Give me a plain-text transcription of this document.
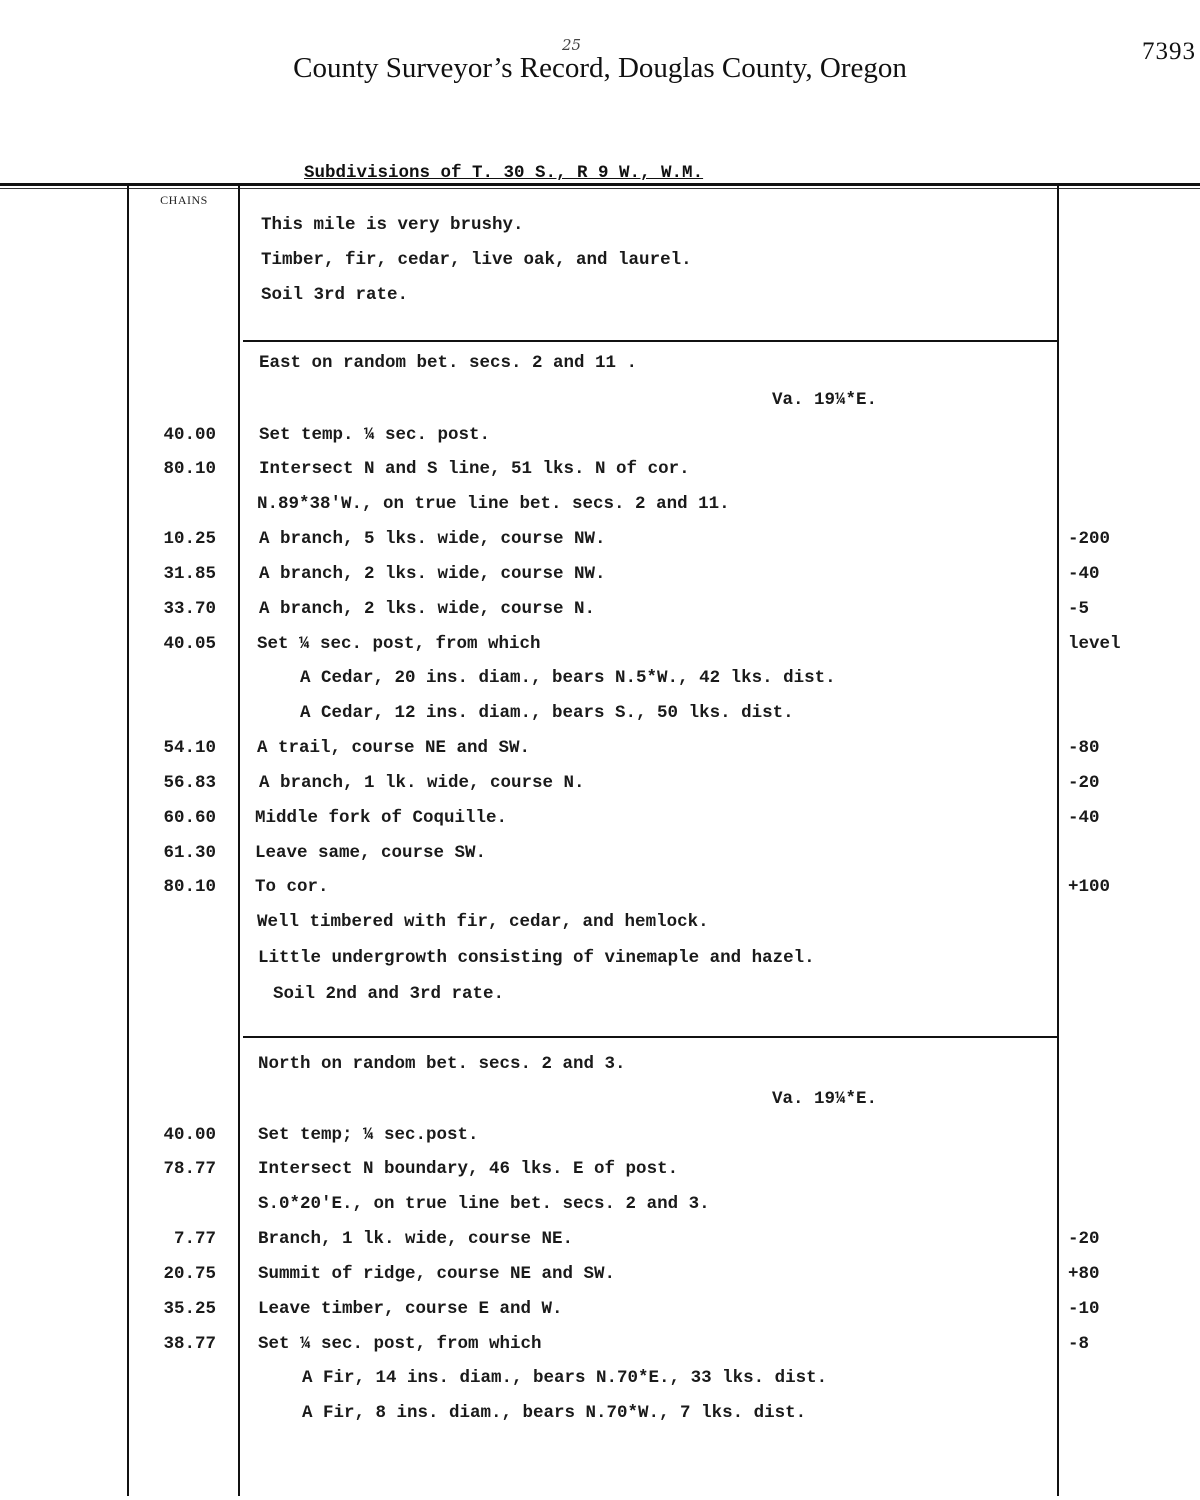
25
County Surveyor’s Record, Douglas County, Oregon
7393
Subdivisions of T. 30 S., R 9 W., W.M.
CHAINS
This mile is very brushy.
Timber, fir, cedar, live oak, and laurel.
Soil 3rd rate.
East on random bet. secs. 2 and 11 .
Va. 19¼*E.
40.00 Set temp. ¼ sec. post.
80.10 Intersect N and S line, 51 lks. N of cor.
N.89*38'W., on true line bet. secs. 2 and 11.
10.25 A branch, 5 lks. wide, course NW.	-200
31.85 A branch, 2 lks. wide, course NW.	-40
33.70 A branch, 2 lks. wide, course N.	-5
40.05 Set ¼ sec. post, from which	level
A Cedar, 20 ins. diam., bears N.5*W., 42 lks. dist.
A Cedar, 12 ins. diam., bears S., 50 lks. dist.
54.10 A trail, course NE and SW.	-80
56.83 A branch, 1 lk. wide, course N.	-20
60.60 Middle fork of Coquille.	-40
61.30 Leave same, course SW.
80.10 To cor.	+100
Well timbered with fir, cedar, and hemlock.
Little undergrowth consisting of vinemaple and hazel.
Soil 2nd and 3rd rate.
North on random bet. secs. 2 and 3.
Va. 19¼*E.
40.00 Set temp; ¼ sec.post.
78.77 Intersect N boundary, 46 lks. E of post.
S.0*20'E., on true line bet. secs. 2 and 3.
7.77 Branch, 1 lk. wide, course NE.	-20
20.75 Summit of ridge, course NE and SW.	+80
35.25 Leave timber, course E and W.	-10
38.77 Set ¼ sec. post, from which	-8
A Fir, 14 ins. diam., bears N.70*E., 33 lks. dist.
A Fir, 8 ins. diam., bears N.70*W., 7 lks. dist.
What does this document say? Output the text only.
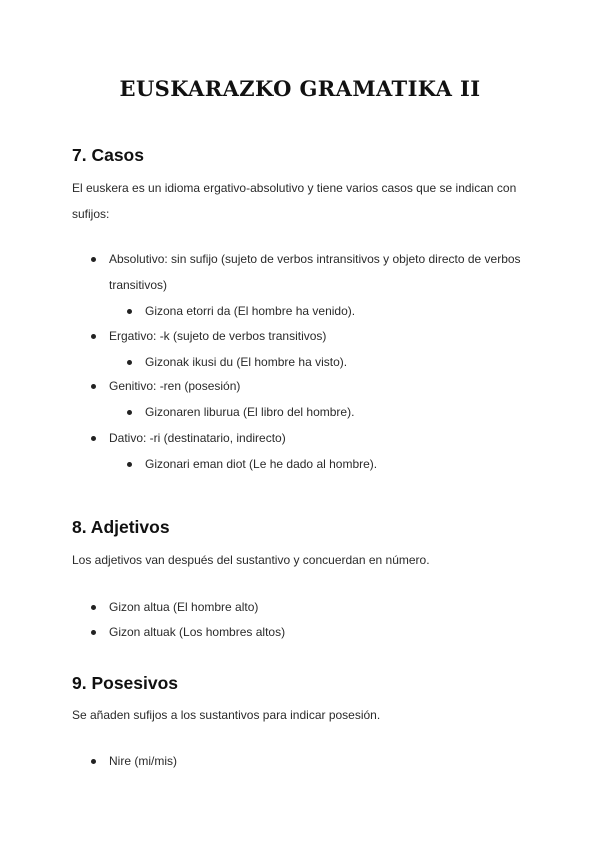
EUSKARAZKO GRAMATIKA II
7. Casos
El euskera es un idioma ergativo-absolutivo y tiene varios casos que se indican con sufijos:
Absolutivo: sin sufijo (sujeto de verbos intransitivos y objeto directo de verbos transitivos)
Gizona etorri da (El hombre ha venido).
Ergativo: -k (sujeto de verbos transitivos)
Gizonak ikusi du (El hombre ha visto).
Genitivo: -ren (posesión)
Gizonaren liburua (El libro del hombre).
Dativo: -ri (destinatario, indirecto)
Gizonari eman diot (Le he dado al hombre).
8. Adjetivos
Los adjetivos van después del sustantivo y concuerdan en número.
Gizon altua (El hombre alto)
Gizon altuak (Los hombres altos)
9. Posesivos
Se añaden sufijos a los sustantivos para indicar posesión.
Nire (mi/mis)
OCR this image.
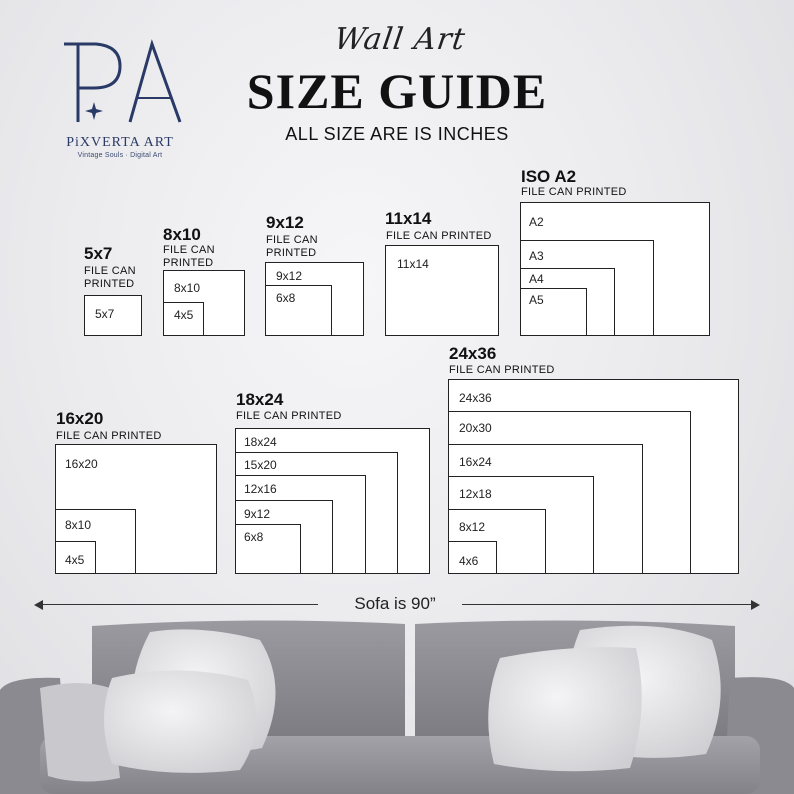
PiXVERTA ART
Vintage Souls · Digital Art
Wall Art
SIZE GUIDE
ALL SIZE ARE IS INCHES
5x7
FILE CAN PRINTED
5x7
8x10
FILE CAN PRINTED
8x10
4x5
9x12
FILE CAN PRINTED
9x12
6x8
11x14
FILE CAN PRINTED
11x14
ISO A2
FILE CAN PRINTED
A2
A3
A4
A5
16x20
FILE CAN PRINTED
16x20
8x10
4x5
18x24
FILE CAN PRINTED
18x24
15x20
12x16
9x12
6x8
24x36
FILE CAN PRINTED
24x36
20x30
16x24
12x18
8x12
4x6
Sofa is 90”
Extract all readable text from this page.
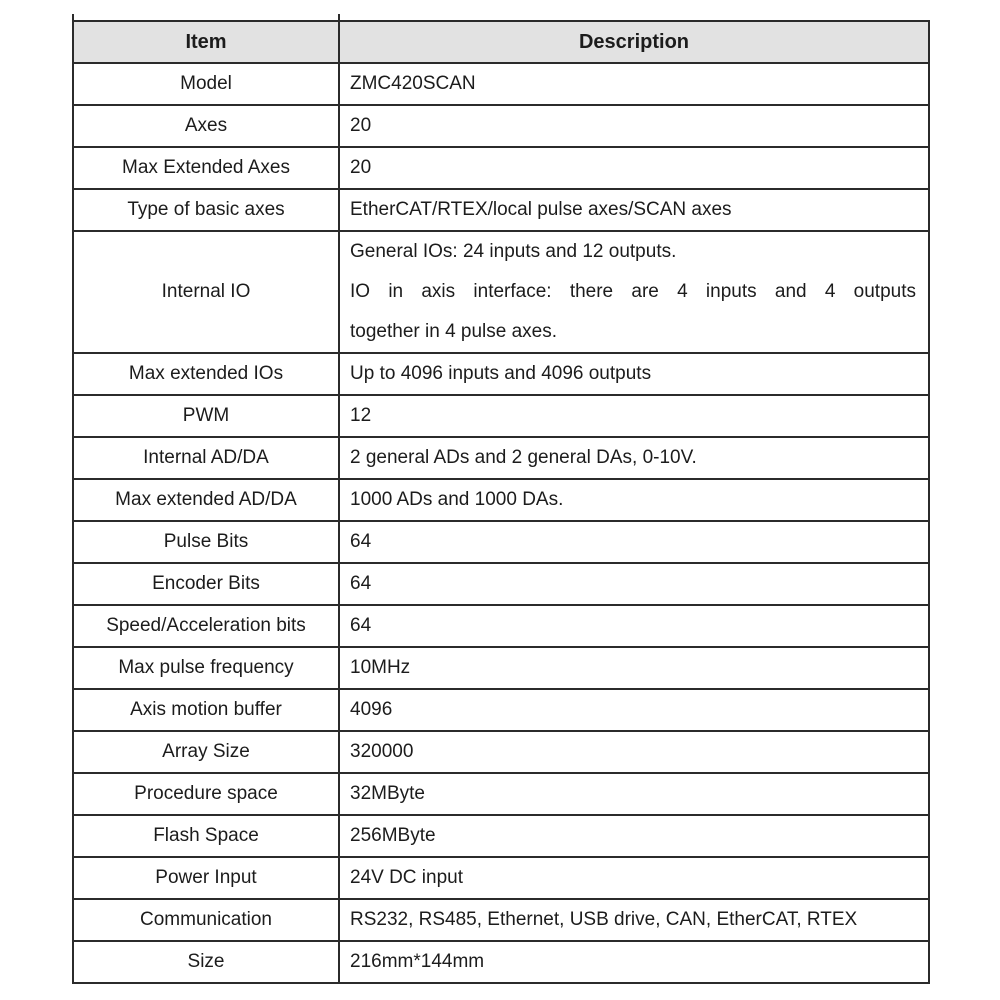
Item	Description
Model	ZMC420SCAN
Axes	20
Max Extended Axes	20
Type of basic axes	EtherCAT/RTEX/local pulse axes/SCAN axes
Internal IO	General IOs: 24 inputs and 12 outputs.
IO in axis interface: there are 4 inputs and 4 outputs
together in 4 pulse axes.

Max extended IOs	Up to 4096 inputs and 4096 outputs
PWM	12
Internal AD/DA	2 general ADs and 2 general DAs, 0-10V.
Max extended AD/DA	1000 ADs and 1000 DAs.
Pulse Bits	64
Encoder Bits	64
Speed/Acceleration bits	64
Max pulse frequency	10MHz
Axis motion buffer	4096
Array Size	320000
Procedure space	32MByte
Flash Space	256MByte
Power Input	24V DC input
Communication	RS232, RS485, Ethernet, USB drive, CAN, EtherCAT, RTEX
Size	216mm*144mm
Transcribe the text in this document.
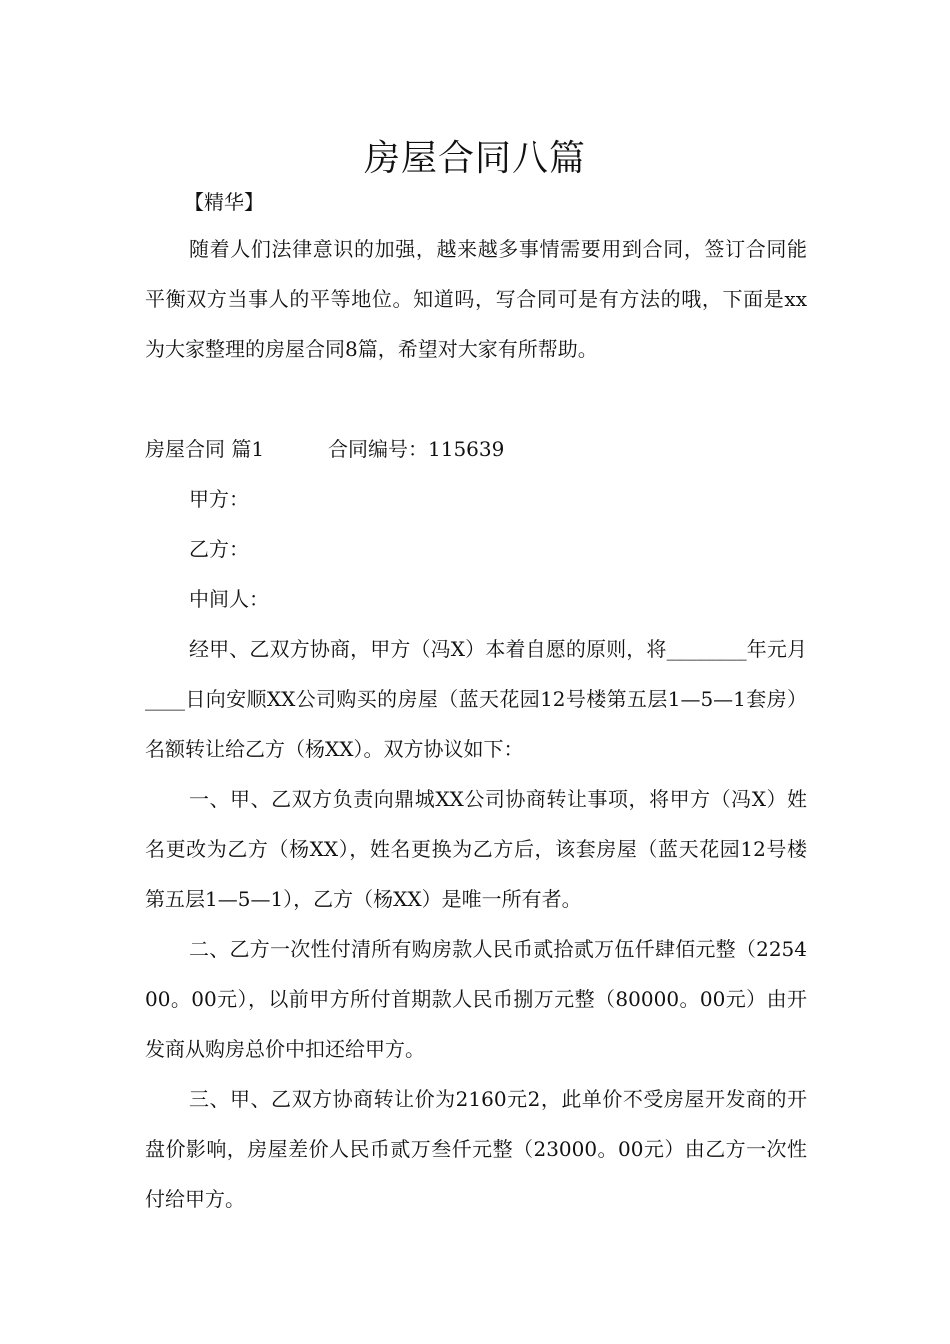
房屋合同八篇
【精华】

随着人们法律意识的加强，越来越多事情需要用到合同，签订合同能平衡双方当事人的平等地位。知道吗，写合同可是有方法的哦，下面是xx为大家整理的房屋合同8篇，希望对大家有所帮助。

房屋合同 篇1	合同编号：115639
甲方：
乙方：
中间人：

经甲、乙双方协商，甲方（冯X）本着自愿的原则，将________年元月____日向安顺XX公司购买的房屋（蓝天花园12号楼第五层1—5—1套房）名额转让给乙方（杨XX）。双方协议如下：

一、甲、乙双方负责向鼎城XX公司协商转让事项，将甲方（冯X）姓名更改为乙方（杨XX），姓名更换为乙方后，该套房屋（蓝天花园12号楼第五层1—5—1），乙方（杨XX）是唯一所有者。

二、乙方一次性付清所有购房款人民币贰拾贰万伍仟肆佰元整（225400。00元），以前甲方所付首期款人民币捌万元整（80000。00元）由开发商从购房总价中扣还给甲方。

三、甲、乙双方协商转让价为2160元2，此单价不受房屋开发商的开盘价影响，房屋差价人民币贰万叁仟元整（23000。00元）由乙方一次性付给甲方。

THE PROBLEM :: Pictures in the records must not appear in the copy; transcribe everything else precisely.

THE COMPLETED TASK ::
Give me a plain-text transcription of this document.
25
County Surveyor’s Record, Douglas County, Oregon
7393
Subdivisions of T. 30 S., R 9 W., W.M.
CHAINS
This mile is very brushy.
Timber, fir, cedar, live oak, and laurel.
Soil 3rd rate.
East on random bet. secs. 2 and 11 .
Va. 19¼*E.
40.00 Set temp. ¼ sec. post.
80.10 Intersect N and S line, 51 lks. N of cor.
N.89*38'W., on true line bet. secs. 2 and 11.
10.25 A branch, 5 lks. wide, course NW.	-200
31.85 A branch, 2 lks. wide, course NW.	-40
33.70 A branch, 2 lks. wide, course N.	-5
40.05 Set ¼ sec. post, from which	level
A Cedar, 20 ins. diam., bears N.5*W., 42 lks. dist.
A Cedar, 12 ins. diam., bears S., 50 lks. dist.
54.10 A trail, course NE and SW.	-80
56.83 A branch, 1 lk. wide, course N.	-20
60.60 Middle fork of Coquille.	-40
61.30 Leave same, course SW.
80.10 To cor.	+100
Well timbered with fir, cedar, and hemlock.
Little undergrowth consisting of vinemaple and hazel.
Soil 2nd and 3rd rate.
North on random bet. secs. 2 and 3.
Va. 19¼*E.
40.00 Set temp; ¼ sec.post.
78.77 Intersect N boundary, 46 lks. E of post.
S.0*20'E., on true line bet. secs. 2 and 3.
7.77 Branch, 1 lk. wide, course NE.	-20
20.75 Summit of ridge, course NE and SW.	+80
35.25 Leave timber, course E and W.	-10
38.77 Set ¼ sec. post, from which	-8
A Fir, 14 ins. diam., bears N.70*E., 33 lks. dist.
A Fir, 8 ins. diam., bears N.70*W., 7 lks. dist.
What does this document say? Output the text only.
EUSKARAZKO GRAMATIKA II
7. Casos
El euskera es un idioma ergativo-absolutivo y tiene varios casos que se indican con sufijos:
Absolutivo: sin sufijo (sujeto de verbos intransitivos y objeto directo de verbos transitivos)
Gizona etorri da (El hombre ha venido).
Ergativo: -k (sujeto de verbos transitivos)
Gizonak ikusi du (El hombre ha visto).
Genitivo: -ren (posesión)
Gizonaren liburua (El libro del hombre).
Dativo: -ri (destinatario, indirecto)
Gizonari eman diot (Le he dado al hombre).
8. Adjetivos
Los adjetivos van después del sustantivo y concuerdan en número.
Gizon altua (El hombre alto)
Gizon altuak (Los hombres altos)
9. Posesivos
Se añaden sufijos a los sustantivos para indicar posesión.
Nire (mi/mis)
OCR this image.
PiXVERTA ART
Vintage Souls · Digital Art
Wall Art
SIZE GUIDE
ALL SIZE ARE IS INCHES
5x7
FILE CAN PRINTED
5x7
8x10
FILE CAN PRINTED
8x10
4x5
9x12
FILE CAN PRINTED
9x12
6x8
11x14
FILE CAN PRINTED
11x14
ISO A2
FILE CAN PRINTED
A2
A3
A4
A5
16x20
FILE CAN PRINTED
16x20
8x10
4x5
18x24
FILE CAN PRINTED
18x24
15x20
12x16
9x12
6x8
24x36
FILE CAN PRINTED
24x36
20x30
16x24
12x18
8x12
4x6
Sofa is 90”
Extract all readable text from this page.
Item	Description
Model	ZMC420SCAN
Axes	20
Max Extended Axes	20
Type of basic axes	EtherCAT/RTEX/local pulse axes/SCAN axes
Internal IO	General IOs: 24 inputs and 12 outputs.
IO in axis interface: there are 4 inputs and 4 outputs
together in 4 pulse axes.

Max extended IOs	Up to 4096 inputs and 4096 outputs
PWM	12
Internal AD/DA	2 general ADs and 2 general DAs, 0-10V.
Max extended AD/DA	1000 ADs and 1000 DAs.
Pulse Bits	64
Encoder Bits	64
Speed/Acceleration bits	64
Max pulse frequency	10MHz
Axis motion buffer	4096
Array Size	320000
Procedure space	32MByte
Flash Space	256MByte
Power Input	24V DC input
Communication	RS232, RS485, Ethernet, USB drive, CAN, EtherCAT, RTEX
Size	216mm*144mm
Transcribe the text in this document.
房屋合同八篇
【精华】

随着人们法律意识的加强，越来越多事情需要用到合同，签订合同能平衡双方当事人的平等地位。知道吗，写合同可是有方法的哦，下面是xx为大家整理的房屋合同8篇，希望对大家有所帮助。

房屋合同 篇1	合同编号：115639
甲方：
乙方：
中间人：

经甲、乙双方协商，甲方（冯X）本着自愿的原则，将________年元月____日向安顺XX公司购买的房屋（蓝天花园12号楼第五层1—5—1套房）名额转让给乙方（杨XX）。双方协议如下：

一、甲、乙双方负责向鼎城XX公司协商转让事项，将甲方（冯X）姓名更改为乙方（杨XX），姓名更换为乙方后，该套房屋（蓝天花园12号楼第五层1—5—1），乙方（杨XX）是唯一所有者。

二、乙方一次性付清所有购房款人民币贰拾贰万伍仟肆佰元整（225400。00元），以前甲方所付首期款人民币捌万元整（80000。00元）由开发商从购房总价中扣还给甲方。

三、甲、乙双方协商转让价为2160元2，此单价不受房屋开发商的开盘价影响，房屋差价人民币贰万叁仟元整（23000。00元）由乙方一次性付给甲方。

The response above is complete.